Exercise requirements: Check each line of the material below, and copy it if it holds the string "chevron".

Extracted data entries:
+ + + + +
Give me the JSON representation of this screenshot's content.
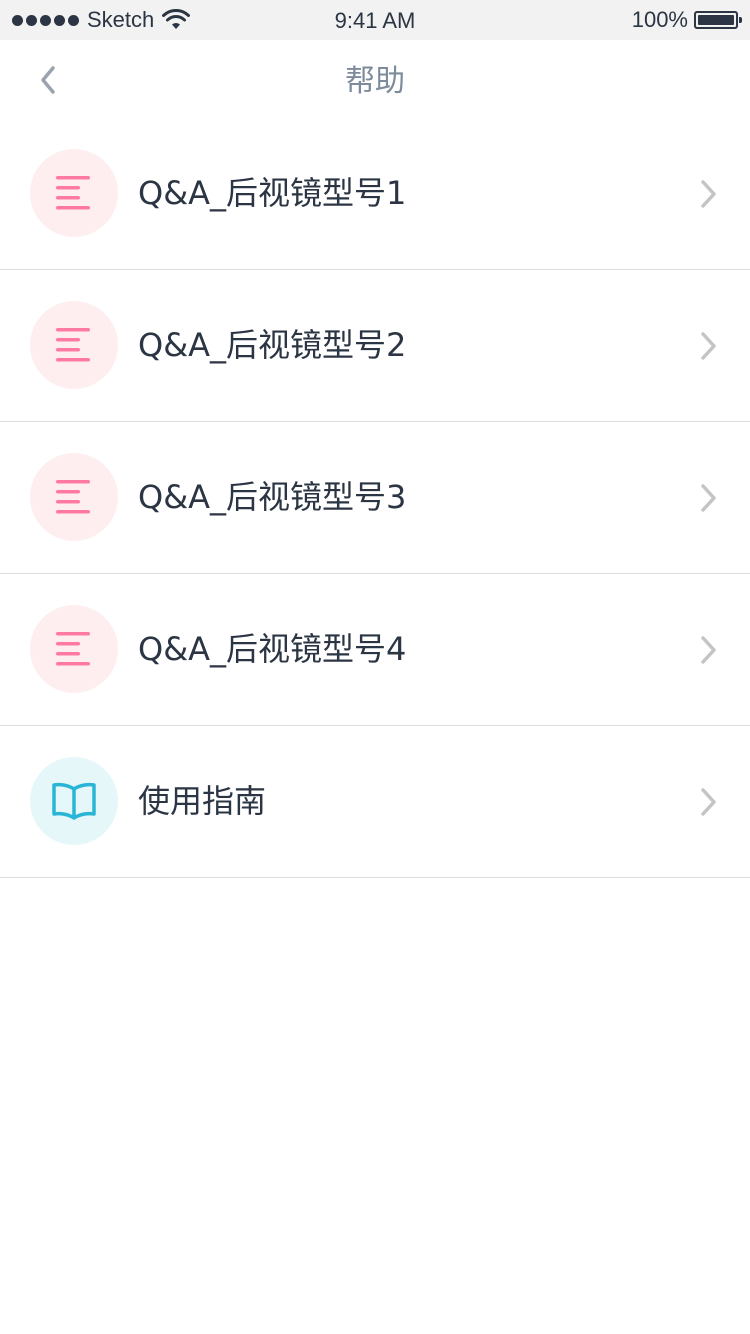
{
  "status_bar": {
    "carrier": "Sketch",
    "time": "9:41 AM",
    "battery": "100%"
  },
  "nav": {
    "title": "帮助",
    "back_icon": "chevron-left-icon"
  },
  "items": [
    {
      "label": "Q&A_后视镜型号1",
      "icon": "list-lines-icon",
      "icon_color": "#ff7aa2",
      "bg_color": "#ffeeef"
    },
    {
      "label": "Q&A_后视镜型号2",
      "icon": "list-lines-icon",
      "icon_color": "#ff7aa2",
      "bg_color": "#ffeeef"
    },
    {
      "label": "Q&A_后视镜型号3",
      "icon": "list-lines-icon",
      "icon_color": "#ff7aa2",
      "bg_color": "#ffeeef"
    },
    {
      "label": "Q&A_后视镜型号4",
      "icon": "list-lines-icon",
      "icon_color": "#ff7aa2",
      "bg_color": "#ffeeef"
    },
    {
      "label": "使用指南",
      "icon": "book-icon",
      "icon_color": "#29b6d6",
      "bg_color": "#e6f7fa"
    }
  ],
  "colors": {
    "text": "#2b3543",
    "title": "#7d8b9a",
    "chevron": "#c4c4c4",
    "divider": "#dedede"
  }
}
+ + + + +
Task output:
    "back_icon": "chevron-left-icon"
    "chevron": "#c4c4c4",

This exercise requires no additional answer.